• THE REQUEST: Every record below should be transcribed exactly. Omit the images.

• ENTRIES SUPPLIED:

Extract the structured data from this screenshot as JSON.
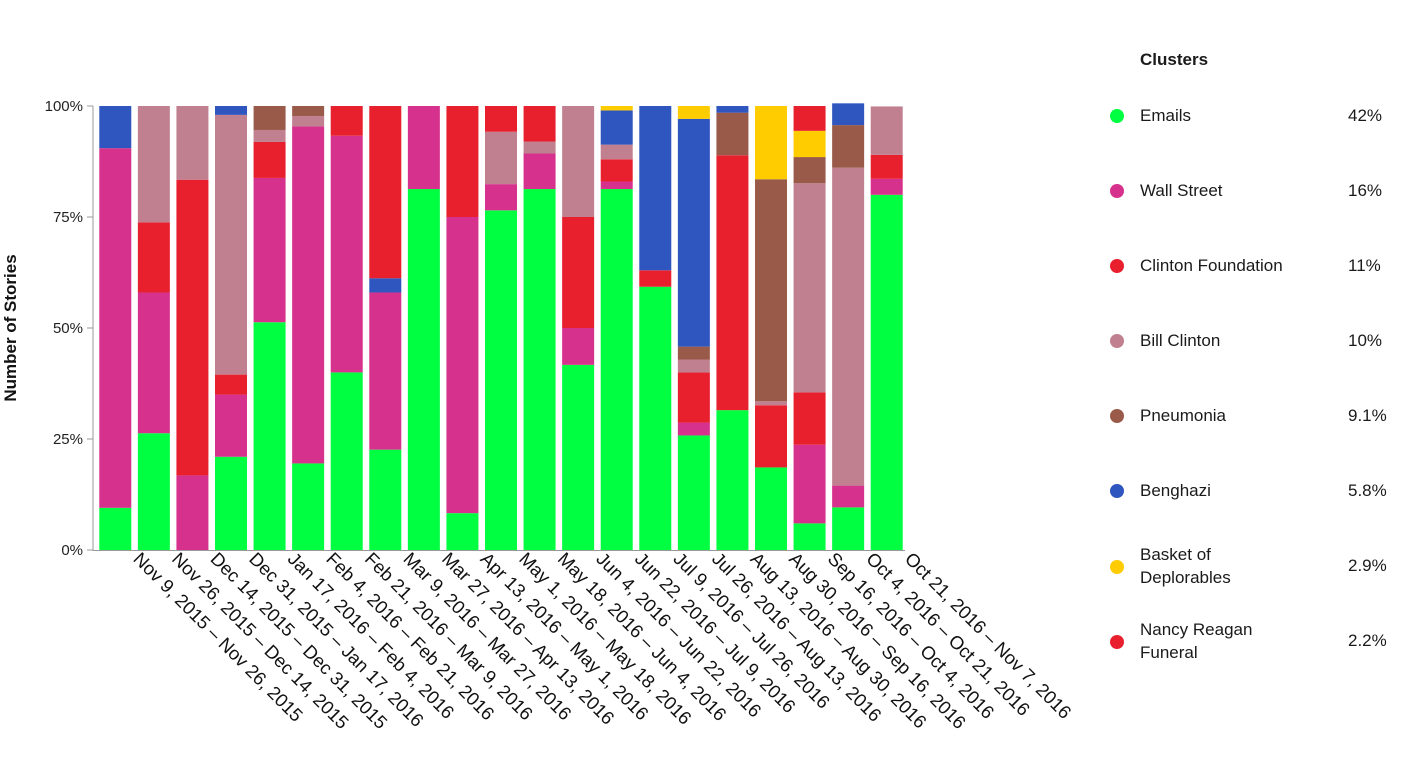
{
  "chart_data": {
    "type": "bar",
    "stacked": true,
    "ylabel": "Number of Stories",
    "ytick_labels": [
      "0%",
      "25%",
      "50%",
      "75%",
      "100%"
    ],
    "ylim": [
      0,
      100
    ],
    "categories": [
      "Nov 9, 2015 – Nov 26, 2015",
      "Nov 26, 2015 – Dec 14, 2015",
      "Dec 14, 2015 – Dec 31, 2015",
      "Dec 31, 2015 – Jan 17, 2016",
      "Jan 17, 2016 – Feb 4, 2016",
      "Feb 4, 2016 – Feb 21, 2016",
      "Feb 21, 2016 – Mar 9, 2016",
      "Mar 9, 2016 – Mar 27, 2016",
      "Mar 27, 2016 – Apr 13, 2016",
      "Apr 13, 2016 – May 1, 2016",
      "May 1, 2016 – May 18, 2016",
      "May 18, 2016 – Jun 4, 2016",
      "Jun 4, 2016 – Jun 22, 2016",
      "Jun 22, 2016 – Jul 9, 2016",
      "Jul 9, 2016 – Jul 26, 2016",
      "Jul 26, 2016 – Aug 13, 2016",
      "Aug 13, 2016 – Aug 30, 2016",
      "Aug 30, 2016 – Sep 16, 2016",
      "Sep 16, 2016 – Oct 4, 2016",
      "Oct 4, 2016 – Oct 21, 2016",
      "Oct 21, 2016 – Nov 7, 2016"
    ],
    "legend_title": "Clusters",
    "legend_placement": "right",
    "series": [
      {
        "name": "Emails",
        "share": "42%",
        "color": "#00ff40",
        "values": [
          9.5,
          26.3,
          0,
          21.0,
          51.3,
          19.5,
          40.0,
          22.6,
          81.3,
          8.3,
          76.5,
          81.3,
          41.7,
          81.3,
          59.3,
          25.8,
          31.5,
          18.6,
          6.0,
          9.6,
          80.0
        ]
      },
      {
        "name": "Wall Street",
        "share": "16%",
        "color": "#d6318c",
        "values": [
          81.0,
          31.7,
          16.8,
          14.0,
          32.5,
          75.9,
          53.3,
          35.4,
          18.7,
          66.7,
          5.9,
          8.0,
          8.3,
          1.7,
          0,
          2.9,
          0,
          0,
          17.7,
          4.9,
          3.6
        ]
      },
      {
        "name": "Clinton Foundation",
        "share": "11%",
        "color": "#e8202e",
        "values": [
          0,
          15.8,
          66.6,
          4.5,
          8.1,
          0,
          0,
          0,
          0,
          25.0,
          0,
          0,
          25.0,
          5.0,
          3.7,
          11.3,
          57.4,
          14.0,
          11.8,
          0,
          5.4
        ]
      },
      {
        "name": "Bill Clinton",
        "share": "10%",
        "color": "#c08090",
        "values": [
          0,
          26.2,
          16.6,
          58.5,
          2.7,
          2.3,
          0,
          0,
          0,
          0,
          11.8,
          2.7,
          25.0,
          3.3,
          0,
          2.9,
          0,
          0.9,
          47.1,
          71.6,
          10.9
        ]
      },
      {
        "name": "Pneumonia",
        "share": "9.1%",
        "color": "#9a5a4a",
        "values": [
          0,
          0,
          0,
          0,
          5.4,
          2.3,
          0,
          0,
          0,
          0,
          0,
          0,
          0,
          0,
          0,
          2.9,
          9.6,
          50.0,
          5.9,
          9.6,
          0
        ]
      },
      {
        "name": "Benghazi",
        "share": "5.8%",
        "color": "#2e56be",
        "values": [
          9.5,
          0,
          0,
          2.0,
          0,
          0,
          0,
          3.2,
          0,
          0,
          0,
          0,
          0,
          7.7,
          37.0,
          51.3,
          1.5,
          0,
          0,
          4.9,
          0
        ]
      },
      {
        "name": "Basket of\nDeplorables",
        "share": "2.9%",
        "color": "#ffcc00",
        "values": [
          0,
          0,
          0,
          0,
          0,
          0,
          0,
          0,
          0,
          0,
          0,
          0,
          0,
          1.0,
          0,
          2.9,
          0,
          16.5,
          5.9,
          0,
          0
        ]
      },
      {
        "name": "Nancy Reagan\nFuneral",
        "share": "2.2%",
        "color": "#e8202e",
        "values": [
          0,
          0,
          0,
          0,
          0,
          0,
          6.7,
          38.8,
          0,
          0,
          5.8,
          8.0,
          0,
          0,
          0,
          0,
          0,
          0,
          5.6,
          0,
          0
        ]
      }
    ]
  }
}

• TASK SOLUTION:
Extract the structured data from this screenshot as JSON.
{
  "chart_data": {
    "type": "bar",
    "stacked": true,
    "ylabel": "Number of Stories",
    "ytick_labels": [
      "0%",
      "25%",
      "50%",
      "75%",
      "100%"
    ],
    "ylim": [
      0,
      100
    ],
    "categories": [
      "Nov 9, 2015 – Nov 26, 2015",
      "Nov 26, 2015 – Dec 14, 2015",
      "Dec 14, 2015 – Dec 31, 2015",
      "Dec 31, 2015 – Jan 17, 2016",
      "Jan 17, 2016 – Feb 4, 2016",
      "Feb 4, 2016 – Feb 21, 2016",
      "Feb 21, 2016 – Mar 9, 2016",
      "Mar 9, 2016 – Mar 27, 2016",
      "Mar 27, 2016 – Apr 13, 2016",
      "Apr 13, 2016 – May 1, 2016",
      "May 1, 2016 – May 18, 2016",
      "May 18, 2016 – Jun 4, 2016",
      "Jun 4, 2016 – Jun 22, 2016",
      "Jun 22, 2016 – Jul 9, 2016",
      "Jul 9, 2016 – Jul 26, 2016",
      "Jul 26, 2016 – Aug 13, 2016",
      "Aug 13, 2016 – Aug 30, 2016",
      "Aug 30, 2016 – Sep 16, 2016",
      "Sep 16, 2016 – Oct 4, 2016",
      "Oct 4, 2016 – Oct 21, 2016",
      "Oct 21, 2016 – Nov 7, 2016"
    ],
    "legend_title": "Clusters",
    "legend_placement": "right",
    "series": [
      {
        "name": "Emails",
        "share": "42%",
        "color": "#00ff40",
        "values": [
          9.5,
          26.3,
          0,
          21.0,
          51.3,
          19.5,
          40.0,
          22.6,
          81.3,
          8.3,
          76.5,
          81.3,
          41.7,
          81.3,
          59.3,
          25.8,
          31.5,
          18.6,
          6.0,
          9.6,
          80.0
        ]
      },
      {
        "name": "Wall Street",
        "share": "16%",
        "color": "#d6318c",
        "values": [
          81.0,
          31.7,
          16.8,
          14.0,
          32.5,
          75.9,
          53.3,
          35.4,
          18.7,
          66.7,
          5.9,
          8.0,
          8.3,
          1.7,
          0,
          2.9,
          0,
          0,
          17.7,
          4.9,
          3.6
        ]
      },
      {
        "name": "Clinton Foundation",
        "share": "11%",
        "color": "#e8202e",
        "values": [
          0,
          15.8,
          66.6,
          4.5,
          8.1,
          0,
          0,
          0,
          0,
          25.0,
          0,
          0,
          25.0,
          5.0,
          3.7,
          11.3,
          57.4,
          14.0,
          11.8,
          0,
          5.4
        ]
      },
      {
        "name": "Bill Clinton",
        "share": "10%",
        "color": "#c08090",
        "values": [
          0,
          26.2,
          16.6,
          58.5,
          2.7,
          2.3,
          0,
          0,
          0,
          0,
          11.8,
          2.7,
          25.0,
          3.3,
          0,
          2.9,
          0,
          0.9,
          47.1,
          71.6,
          10.9
        ]
      },
      {
        "name": "Pneumonia",
        "share": "9.1%",
        "color": "#9a5a4a",
        "values": [
          0,
          0,
          0,
          0,
          5.4,
          2.3,
          0,
          0,
          0,
          0,
          0,
          0,
          0,
          0,
          0,
          2.9,
          9.6,
          50.0,
          5.9,
          9.6,
          0
        ]
      },
      {
        "name": "Benghazi",
        "share": "5.8%",
        "color": "#2e56be",
        "values": [
          9.5,
          0,
          0,
          2.0,
          0,
          0,
          0,
          3.2,
          0,
          0,
          0,
          0,
          0,
          7.7,
          37.0,
          51.3,
          1.5,
          0,
          0,
          4.9,
          0
        ]
      },
      {
        "name": "Basket of\nDeplorables",
        "share": "2.9%",
        "color": "#ffcc00",
        "values": [
          0,
          0,
          0,
          0,
          0,
          0,
          0,
          0,
          0,
          0,
          0,
          0,
          0,
          1.0,
          0,
          2.9,
          0,
          16.5,
          5.9,
          0,
          0
        ]
      },
      {
        "name": "Nancy Reagan\nFuneral",
        "share": "2.2%",
        "color": "#e8202e",
        "values": [
          0,
          0,
          0,
          0,
          0,
          0,
          6.7,
          38.8,
          0,
          0,
          5.8,
          8.0,
          0,
          0,
          0,
          0,
          0,
          0,
          5.6,
          0,
          0
        ]
      }
    ]
  }
}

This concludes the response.